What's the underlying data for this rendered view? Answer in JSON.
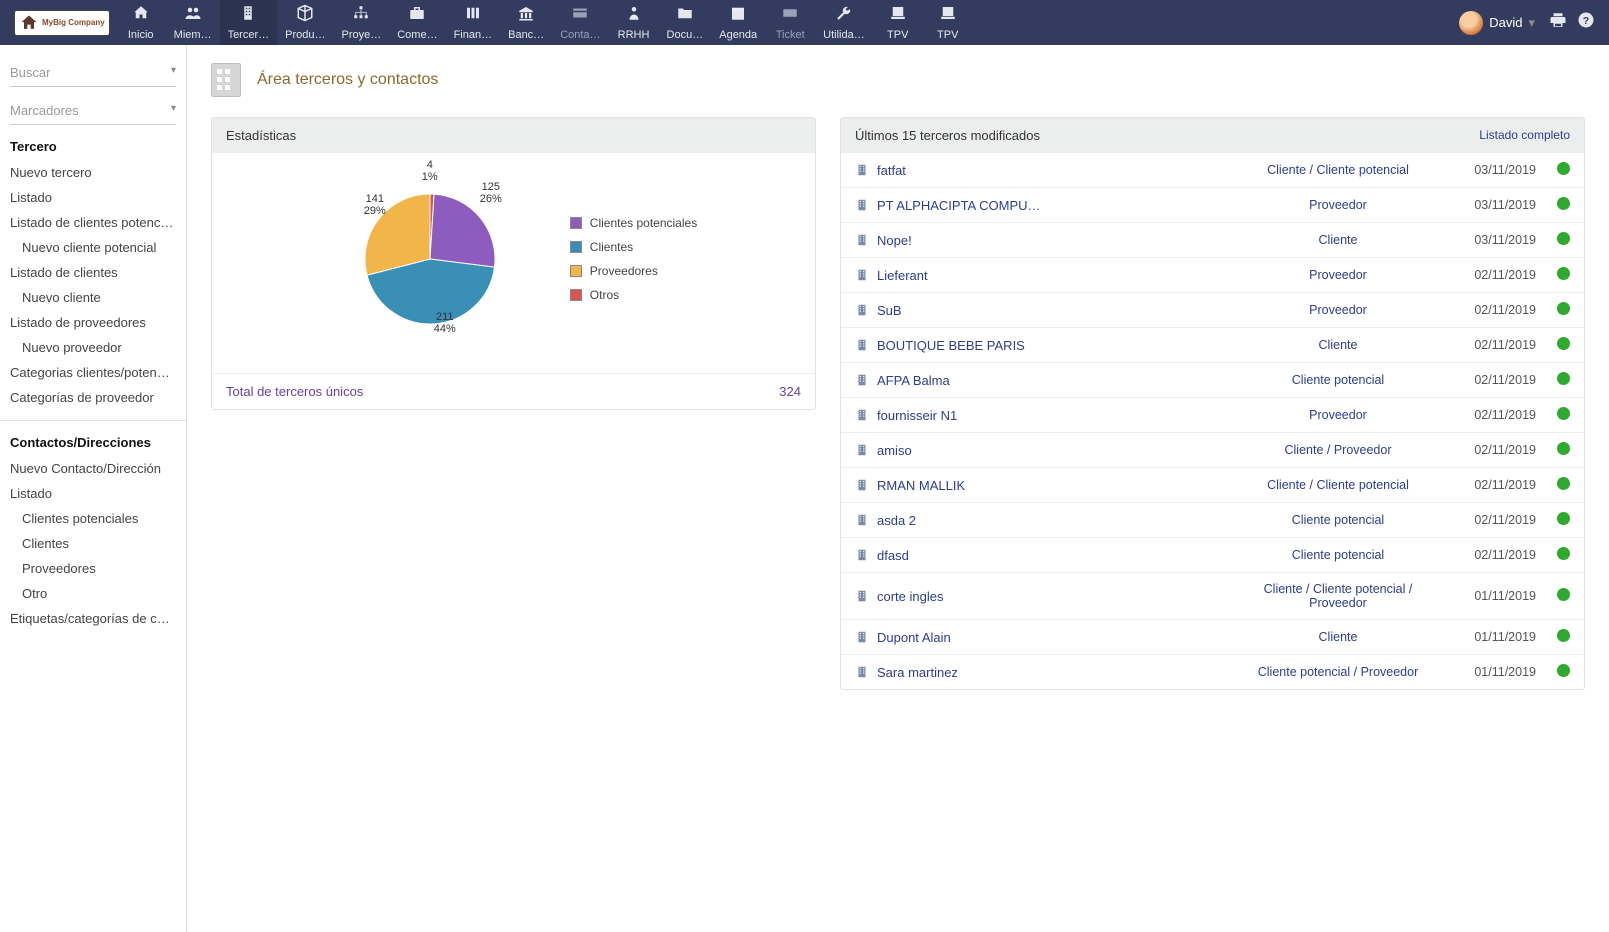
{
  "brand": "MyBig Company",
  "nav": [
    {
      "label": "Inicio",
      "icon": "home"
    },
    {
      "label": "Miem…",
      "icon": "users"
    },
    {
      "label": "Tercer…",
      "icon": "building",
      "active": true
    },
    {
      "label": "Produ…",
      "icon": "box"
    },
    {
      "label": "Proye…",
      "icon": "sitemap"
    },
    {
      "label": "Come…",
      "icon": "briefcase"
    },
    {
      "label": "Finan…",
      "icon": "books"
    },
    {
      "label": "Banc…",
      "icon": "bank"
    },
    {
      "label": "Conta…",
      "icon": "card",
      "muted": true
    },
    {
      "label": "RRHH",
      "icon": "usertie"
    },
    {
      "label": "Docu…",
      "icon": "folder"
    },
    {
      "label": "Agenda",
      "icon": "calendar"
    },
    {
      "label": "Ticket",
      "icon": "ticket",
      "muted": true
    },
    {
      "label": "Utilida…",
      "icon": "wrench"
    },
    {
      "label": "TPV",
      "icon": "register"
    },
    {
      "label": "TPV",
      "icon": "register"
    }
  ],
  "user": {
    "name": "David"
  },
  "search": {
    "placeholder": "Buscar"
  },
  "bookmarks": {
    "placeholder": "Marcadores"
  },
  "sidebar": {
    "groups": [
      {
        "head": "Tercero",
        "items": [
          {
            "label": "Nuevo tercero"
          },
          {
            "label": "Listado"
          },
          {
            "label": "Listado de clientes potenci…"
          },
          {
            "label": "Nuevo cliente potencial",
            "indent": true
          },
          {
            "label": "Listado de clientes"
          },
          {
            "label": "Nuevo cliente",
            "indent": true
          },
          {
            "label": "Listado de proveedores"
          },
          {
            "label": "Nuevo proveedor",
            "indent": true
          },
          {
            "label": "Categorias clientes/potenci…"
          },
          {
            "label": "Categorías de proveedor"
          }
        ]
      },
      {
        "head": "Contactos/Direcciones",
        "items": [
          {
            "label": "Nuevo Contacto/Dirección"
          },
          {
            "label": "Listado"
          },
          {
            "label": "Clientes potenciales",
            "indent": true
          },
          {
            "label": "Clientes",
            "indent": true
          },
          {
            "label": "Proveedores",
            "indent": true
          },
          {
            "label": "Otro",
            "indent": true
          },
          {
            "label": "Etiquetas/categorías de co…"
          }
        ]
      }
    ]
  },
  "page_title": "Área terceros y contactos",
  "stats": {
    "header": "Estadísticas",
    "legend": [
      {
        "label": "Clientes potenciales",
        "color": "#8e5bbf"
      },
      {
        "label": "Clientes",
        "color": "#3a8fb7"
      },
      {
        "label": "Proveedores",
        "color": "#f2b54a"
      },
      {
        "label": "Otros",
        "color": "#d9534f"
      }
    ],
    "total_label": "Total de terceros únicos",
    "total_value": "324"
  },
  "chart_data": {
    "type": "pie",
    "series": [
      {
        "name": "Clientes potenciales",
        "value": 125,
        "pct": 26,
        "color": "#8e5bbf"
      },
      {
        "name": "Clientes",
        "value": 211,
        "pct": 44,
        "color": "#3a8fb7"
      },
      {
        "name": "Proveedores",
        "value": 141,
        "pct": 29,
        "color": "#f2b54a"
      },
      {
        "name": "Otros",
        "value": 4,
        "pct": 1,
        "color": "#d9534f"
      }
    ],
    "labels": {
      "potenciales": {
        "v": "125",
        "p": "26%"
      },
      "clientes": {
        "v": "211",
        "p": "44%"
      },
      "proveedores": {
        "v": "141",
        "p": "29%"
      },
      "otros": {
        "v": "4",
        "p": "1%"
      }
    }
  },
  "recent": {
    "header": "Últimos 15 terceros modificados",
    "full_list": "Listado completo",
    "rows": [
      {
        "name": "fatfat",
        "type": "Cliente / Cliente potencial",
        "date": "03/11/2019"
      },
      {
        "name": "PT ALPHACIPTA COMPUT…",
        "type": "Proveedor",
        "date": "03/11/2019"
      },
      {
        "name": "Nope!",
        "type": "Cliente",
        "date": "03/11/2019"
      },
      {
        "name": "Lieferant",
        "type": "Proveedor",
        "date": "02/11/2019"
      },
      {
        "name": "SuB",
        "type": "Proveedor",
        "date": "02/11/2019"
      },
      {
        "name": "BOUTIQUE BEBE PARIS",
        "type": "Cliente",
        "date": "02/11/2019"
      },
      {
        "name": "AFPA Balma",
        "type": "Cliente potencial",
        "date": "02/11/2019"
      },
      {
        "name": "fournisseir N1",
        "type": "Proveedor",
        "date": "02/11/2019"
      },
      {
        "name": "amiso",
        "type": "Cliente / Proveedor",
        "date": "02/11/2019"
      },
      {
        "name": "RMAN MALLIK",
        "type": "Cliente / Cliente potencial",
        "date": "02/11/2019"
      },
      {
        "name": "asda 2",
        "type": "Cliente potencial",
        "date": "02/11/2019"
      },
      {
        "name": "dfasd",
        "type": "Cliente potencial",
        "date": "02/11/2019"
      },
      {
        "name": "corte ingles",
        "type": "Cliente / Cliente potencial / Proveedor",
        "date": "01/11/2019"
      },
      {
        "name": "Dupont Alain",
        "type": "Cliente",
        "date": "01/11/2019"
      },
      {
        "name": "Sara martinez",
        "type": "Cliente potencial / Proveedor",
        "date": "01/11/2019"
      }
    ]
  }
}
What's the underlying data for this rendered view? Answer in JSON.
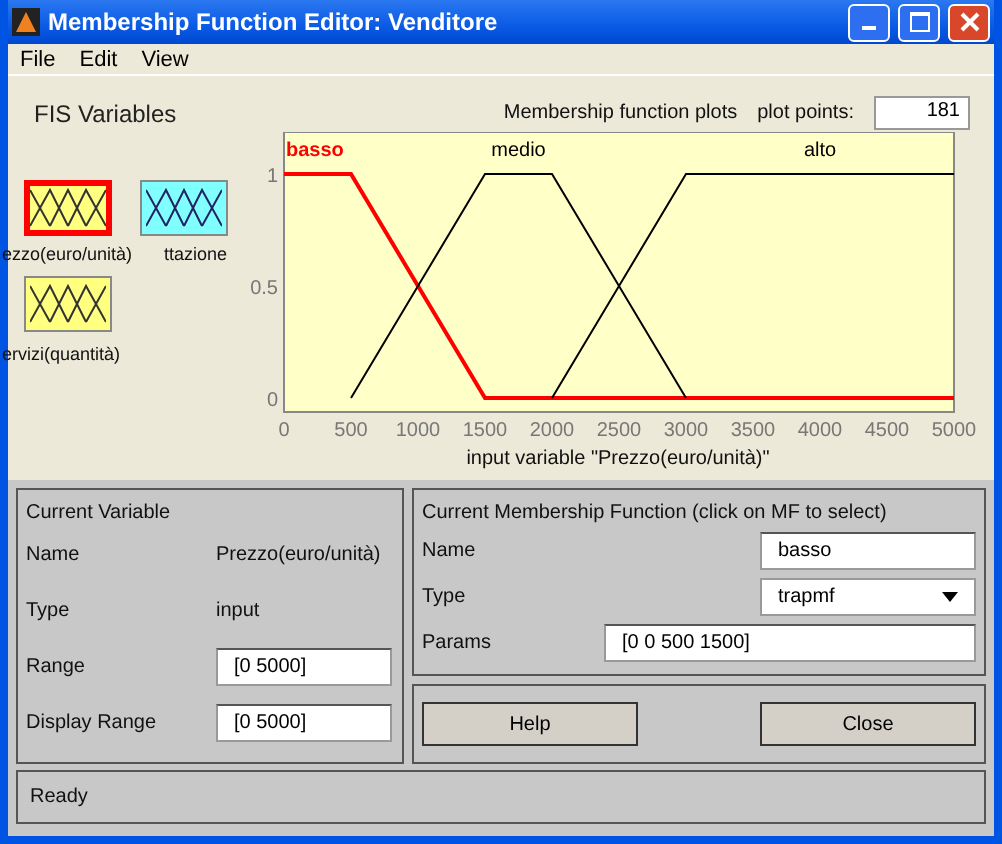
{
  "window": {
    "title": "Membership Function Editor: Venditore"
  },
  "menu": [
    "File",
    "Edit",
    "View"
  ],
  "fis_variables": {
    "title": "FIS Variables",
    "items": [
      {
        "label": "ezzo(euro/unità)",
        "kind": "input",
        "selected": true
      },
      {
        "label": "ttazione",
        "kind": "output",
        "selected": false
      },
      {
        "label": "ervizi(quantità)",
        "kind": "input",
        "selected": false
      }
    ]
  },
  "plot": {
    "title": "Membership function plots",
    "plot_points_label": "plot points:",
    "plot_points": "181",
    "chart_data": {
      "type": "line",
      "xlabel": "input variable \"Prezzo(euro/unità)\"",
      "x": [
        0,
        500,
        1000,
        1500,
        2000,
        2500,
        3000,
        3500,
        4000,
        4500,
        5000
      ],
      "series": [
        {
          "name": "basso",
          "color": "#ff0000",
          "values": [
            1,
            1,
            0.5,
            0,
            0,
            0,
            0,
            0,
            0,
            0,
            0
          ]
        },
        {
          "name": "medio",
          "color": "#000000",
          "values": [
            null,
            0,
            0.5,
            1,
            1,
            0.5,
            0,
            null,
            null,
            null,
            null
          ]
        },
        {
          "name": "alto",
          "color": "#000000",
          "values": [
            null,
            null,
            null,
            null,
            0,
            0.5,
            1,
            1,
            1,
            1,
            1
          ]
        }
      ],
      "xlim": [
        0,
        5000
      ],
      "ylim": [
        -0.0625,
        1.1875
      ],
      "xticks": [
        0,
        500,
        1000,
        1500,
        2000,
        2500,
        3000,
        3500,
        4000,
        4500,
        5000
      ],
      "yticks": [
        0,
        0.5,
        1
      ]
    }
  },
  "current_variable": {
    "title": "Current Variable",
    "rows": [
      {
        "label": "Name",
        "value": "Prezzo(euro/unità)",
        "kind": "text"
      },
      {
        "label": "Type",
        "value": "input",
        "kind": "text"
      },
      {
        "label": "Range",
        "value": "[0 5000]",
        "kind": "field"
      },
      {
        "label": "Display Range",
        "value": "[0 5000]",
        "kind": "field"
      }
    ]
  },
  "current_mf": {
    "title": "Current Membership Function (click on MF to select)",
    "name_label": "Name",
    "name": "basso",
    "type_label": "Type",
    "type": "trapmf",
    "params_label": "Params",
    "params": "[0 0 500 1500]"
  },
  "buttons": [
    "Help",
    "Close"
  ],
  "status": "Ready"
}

────

## Instructions for the task:
Reproduce every line of the material precisely, omitting its pictures.

## Finished exercise:
What's the underlying data for this rendered view? Answer in JSON.
{
  "brand": "MyBig Company",
  "nav": [
    {
      "label": "Inicio",
      "icon": "home"
    },
    {
      "label": "Miem…",
      "icon": "users"
    },
    {
      "label": "Tercer…",
      "icon": "building",
      "active": true
    },
    {
      "label": "Produ…",
      "icon": "box"
    },
    {
      "label": "Proye…",
      "icon": "sitemap"
    },
    {
      "label": "Come…",
      "icon": "briefcase"
    },
    {
      "label": "Finan…",
      "icon": "books"
    },
    {
      "label": "Banc…",
      "icon": "bank"
    },
    {
      "label": "Conta…",
      "icon": "card",
      "muted": true
    },
    {
      "label": "RRHH",
      "icon": "usertie"
    },
    {
      "label": "Docu…",
      "icon": "folder"
    },
    {
      "label": "Agenda",
      "icon": "calendar"
    },
    {
      "label": "Ticket",
      "icon": "ticket",
      "muted": true
    },
    {
      "label": "Utilida…",
      "icon": "wrench"
    },
    {
      "label": "TPV",
      "icon": "register"
    },
    {
      "label": "TPV",
      "icon": "register"
    }
  ],
  "user": {
    "name": "David"
  },
  "search": {
    "placeholder": "Buscar"
  },
  "bookmarks": {
    "placeholder": "Marcadores"
  },
  "sidebar": {
    "groups": [
      {
        "head": "Tercero",
        "items": [
          {
            "label": "Nuevo tercero"
          },
          {
            "label": "Listado"
          },
          {
            "label": "Listado de clientes potenci…"
          },
          {
            "label": "Nuevo cliente potencial",
            "indent": true
          },
          {
            "label": "Listado de clientes"
          },
          {
            "label": "Nuevo cliente",
            "indent": true
          },
          {
            "label": "Listado de proveedores"
          },
          {
            "label": "Nuevo proveedor",
            "indent": true
          },
          {
            "label": "Categorias clientes/potenci…"
          },
          {
            "label": "Categorías de proveedor"
          }
        ]
      },
      {
        "head": "Contactos/Direcciones",
        "items": [
          {
            "label": "Nuevo Contacto/Dirección"
          },
          {
            "label": "Listado"
          },
          {
            "label": "Clientes potenciales",
            "indent": true
          },
          {
            "label": "Clientes",
            "indent": true
          },
          {
            "label": "Proveedores",
            "indent": true
          },
          {
            "label": "Otro",
            "indent": true
          },
          {
            "label": "Etiquetas/categorías de co…"
          }
        ]
      }
    ]
  },
  "page_title": "Área terceros y contactos",
  "stats": {
    "header": "Estadísticas",
    "legend": [
      {
        "label": "Clientes potenciales",
        "color": "#8e5bbf"
      },
      {
        "label": "Clientes",
        "color": "#3a8fb7"
      },
      {
        "label": "Proveedores",
        "color": "#f2b54a"
      },
      {
        "label": "Otros",
        "color": "#d9534f"
      }
    ],
    "total_label": "Total de terceros únicos",
    "total_value": "324"
  },
  "chart_data": {
    "type": "pie",
    "series": [
      {
        "name": "Clientes potenciales",
        "value": 125,
        "pct": 26,
        "color": "#8e5bbf"
      },
      {
        "name": "Clientes",
        "value": 211,
        "pct": 44,
        "color": "#3a8fb7"
      },
      {
        "name": "Proveedores",
        "value": 141,
        "pct": 29,
        "color": "#f2b54a"
      },
      {
        "name": "Otros",
        "value": 4,
        "pct": 1,
        "color": "#d9534f"
      }
    ],
    "labels": {
      "potenciales": {
        "v": "125",
        "p": "26%"
      },
      "clientes": {
        "v": "211",
        "p": "44%"
      },
      "proveedores": {
        "v": "141",
        "p": "29%"
      },
      "otros": {
        "v": "4",
        "p": "1%"
      }
    }
  },
  "recent": {
    "header": "Últimos 15 terceros modificados",
    "full_list": "Listado completo",
    "rows": [
      {
        "name": "fatfat",
        "type": "Cliente / Cliente potencial",
        "date": "03/11/2019"
      },
      {
        "name": "PT ALPHACIPTA COMPUT…",
        "type": "Proveedor",
        "date": "03/11/2019"
      },
      {
        "name": "Nope!",
        "type": "Cliente",
        "date": "03/11/2019"
      },
      {
        "name": "Lieferant",
        "type": "Proveedor",
        "date": "02/11/2019"
      },
      {
        "name": "SuB",
        "type": "Proveedor",
        "date": "02/11/2019"
      },
      {
        "name": "BOUTIQUE BEBE PARIS",
        "type": "Cliente",
        "date": "02/11/2019"
      },
      {
        "name": "AFPA Balma",
        "type": "Cliente potencial",
        "date": "02/11/2019"
      },
      {
        "name": "fournisseir N1",
        "type": "Proveedor",
        "date": "02/11/2019"
      },
      {
        "name": "amiso",
        "type": "Cliente / Proveedor",
        "date": "02/11/2019"
      },
      {
        "name": "RMAN MALLIK",
        "type": "Cliente / Cliente potencial",
        "date": "02/11/2019"
      },
      {
        "name": "asda 2",
        "type": "Cliente potencial",
        "date": "02/11/2019"
      },
      {
        "name": "dfasd",
        "type": "Cliente potencial",
        "date": "02/11/2019"
      },
      {
        "name": "corte ingles",
        "type": "Cliente / Cliente potencial / Proveedor",
        "date": "01/11/2019"
      },
      {
        "name": "Dupont Alain",
        "type": "Cliente",
        "date": "01/11/2019"
      },
      {
        "name": "Sara martinez",
        "type": "Cliente potencial / Proveedor",
        "date": "01/11/2019"
      }
    ]
  }
}
What's the underlying data for this rendered view? Answer in JSON.
{
  "window": {
    "title": "Membership Function Editor: Venditore"
  },
  "menu": [
    "File",
    "Edit",
    "View"
  ],
  "fis_variables": {
    "title": "FIS Variables",
    "items": [
      {
        "label": "ezzo(euro/unità)",
        "kind": "input",
        "selected": true
      },
      {
        "label": "ttazione",
        "kind": "output",
        "selected": false
      },
      {
        "label": "ervizi(quantità)",
        "kind": "input",
        "selected": false
      }
    ]
  },
  "plot": {
    "title": "Membership function plots",
    "plot_points_label": "plot points:",
    "plot_points": "181",
    "chart_data": {
      "type": "line",
      "xlabel": "input variable \"Prezzo(euro/unità)\"",
      "x": [
        0,
        500,
        1000,
        1500,
        2000,
        2500,
        3000,
        3500,
        4000,
        4500,
        5000
      ],
      "series": [
        {
          "name": "basso",
          "color": "#ff0000",
          "values": [
            1,
            1,
            0.5,
            0,
            0,
            0,
            0,
            0,
            0,
            0,
            0
          ]
        },
        {
          "name": "medio",
          "color": "#000000",
          "values": [
            null,
            0,
            0.5,
            1,
            1,
            0.5,
            0,
            null,
            null,
            null,
            null
          ]
        },
        {
          "name": "alto",
          "color": "#000000",
          "values": [
            null,
            null,
            null,
            null,
            0,
            0.5,
            1,
            1,
            1,
            1,
            1
          ]
        }
      ],
      "xlim": [
        0,
        5000
      ],
      "ylim": [
        -0.0625,
        1.1875
      ],
      "xticks": [
        0,
        500,
        1000,
        1500,
        2000,
        2500,
        3000,
        3500,
        4000,
        4500,
        5000
      ],
      "yticks": [
        0,
        0.5,
        1
      ]
    }
  },
  "current_variable": {
    "title": "Current Variable",
    "rows": [
      {
        "label": "Name",
        "value": "Prezzo(euro/unità)",
        "kind": "text"
      },
      {
        "label": "Type",
        "value": "input",
        "kind": "text"
      },
      {
        "label": "Range",
        "value": "[0 5000]",
        "kind": "field"
      },
      {
        "label": "Display Range",
        "value": "[0 5000]",
        "kind": "field"
      }
    ]
  },
  "current_mf": {
    "title": "Current Membership Function (click on MF to select)",
    "name_label": "Name",
    "name": "basso",
    "type_label": "Type",
    "type": "trapmf",
    "params_label": "Params",
    "params": "[0 0 500 1500]"
  },
  "buttons": [
    "Help",
    "Close"
  ],
  "status": "Ready"
}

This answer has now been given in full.